> _Recorded data_
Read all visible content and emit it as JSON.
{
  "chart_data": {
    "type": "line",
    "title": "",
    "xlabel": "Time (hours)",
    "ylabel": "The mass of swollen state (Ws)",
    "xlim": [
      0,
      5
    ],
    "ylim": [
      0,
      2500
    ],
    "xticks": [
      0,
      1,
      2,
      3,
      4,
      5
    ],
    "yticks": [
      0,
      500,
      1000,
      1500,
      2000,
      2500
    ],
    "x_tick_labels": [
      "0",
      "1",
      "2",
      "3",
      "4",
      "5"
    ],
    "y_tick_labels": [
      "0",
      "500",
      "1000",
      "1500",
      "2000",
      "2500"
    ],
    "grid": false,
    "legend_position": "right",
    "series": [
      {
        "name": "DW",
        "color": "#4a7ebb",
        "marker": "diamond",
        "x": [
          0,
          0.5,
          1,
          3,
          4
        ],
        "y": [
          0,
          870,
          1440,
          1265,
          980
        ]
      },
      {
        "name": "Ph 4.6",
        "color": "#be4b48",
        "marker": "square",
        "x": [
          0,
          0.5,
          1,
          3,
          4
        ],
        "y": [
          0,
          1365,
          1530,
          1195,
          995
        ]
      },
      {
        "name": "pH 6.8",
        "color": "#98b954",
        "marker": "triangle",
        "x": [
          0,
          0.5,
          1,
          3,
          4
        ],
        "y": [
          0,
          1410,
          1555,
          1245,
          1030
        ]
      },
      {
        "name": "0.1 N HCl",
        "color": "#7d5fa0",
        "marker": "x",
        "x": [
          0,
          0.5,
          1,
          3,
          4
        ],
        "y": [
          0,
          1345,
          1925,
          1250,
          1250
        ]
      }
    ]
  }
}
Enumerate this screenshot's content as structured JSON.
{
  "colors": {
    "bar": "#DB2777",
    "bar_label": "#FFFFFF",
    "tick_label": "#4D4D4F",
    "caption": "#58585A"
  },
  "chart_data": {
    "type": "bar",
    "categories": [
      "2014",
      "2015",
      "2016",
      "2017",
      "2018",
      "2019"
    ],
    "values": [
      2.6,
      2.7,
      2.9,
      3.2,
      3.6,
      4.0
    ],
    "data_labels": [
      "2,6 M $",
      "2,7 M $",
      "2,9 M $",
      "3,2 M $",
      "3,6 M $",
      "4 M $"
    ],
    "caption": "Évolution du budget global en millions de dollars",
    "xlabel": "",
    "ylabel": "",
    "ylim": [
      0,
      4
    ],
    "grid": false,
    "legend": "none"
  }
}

> _Written problem_
Quote each line above in full, word for word.

> _Solution_
Read all visible content and emit it as JSON.
{
  "chart_data": {
    "type": "line",
    "title": "",
    "xlabel": "Time (hours)",
    "ylabel": "The mass of swollen state (Ws)",
    "xlim": [
      0,
      5
    ],
    "ylim": [
      0,
      2500
    ],
    "xticks": [
      0,
      1,
      2,
      3,
      4,
      5
    ],
    "yticks": [
      0,
      500,
      1000,
      1500,
      2000,
      2500
    ],
    "x_tick_labels": [
      "0",
      "1",
      "2",
      "3",
      "4",
      "5"
    ],
    "y_tick_labels": [
      "0",
      "500",
      "1000",
      "1500",
      "2000",
      "2500"
    ],
    "grid": false,
    "legend_position": "right",
    "series": [
      {
        "name": "DW",
        "color": "#4a7ebb",
        "marker": "diamond",
        "x": [
          0,
          0.5,
          1,
          3,
          4
        ],
        "y": [
          0,
          870,
          1440,
          1265,
          980
        ]
      },
      {
        "name": "Ph 4.6",
        "color": "#be4b48",
        "marker": "square",
        "x": [
          0,
          0.5,
          1,
          3,
          4
        ],
        "y": [
          0,
          1365,
          1530,
          1195,
          995
        ]
      },
      {
        "name": "pH 6.8",
        "color": "#98b954",
        "marker": "triangle",
        "x": [
          0,
          0.5,
          1,
          3,
          4
        ],
        "y": [
          0,
          1410,
          1555,
          1245,
          1030
        ]
      },
      {
        "name": "0.1 N HCl",
        "color": "#7d5fa0",
        "marker": "x",
        "x": [
          0,
          0.5,
          1,
          3,
          4
        ],
        "y": [
          0,
          1345,
          1925,
          1250,
          1250
        ]
      }
    ]
  }
}
Enumerate this screenshot's content as structured JSON.
{
  "colors": {
    "bar": "#DB2777",
    "bar_label": "#FFFFFF",
    "tick_label": "#4D4D4F",
    "caption": "#58585A"
  },
  "chart_data": {
    "type": "bar",
    "categories": [
      "2014",
      "2015",
      "2016",
      "2017",
      "2018",
      "2019"
    ],
    "values": [
      2.6,
      2.7,
      2.9,
      3.2,
      3.6,
      4.0
    ],
    "data_labels": [
      "2,6 M $",
      "2,7 M $",
      "2,9 M $",
      "3,2 M $",
      "3,6 M $",
      "4 M $"
    ],
    "caption": "Évolution du budget global en millions de dollars",
    "xlabel": "",
    "ylabel": "",
    "ylim": [
      0,
      4
    ],
    "grid": false,
    "legend": "none"
  }
}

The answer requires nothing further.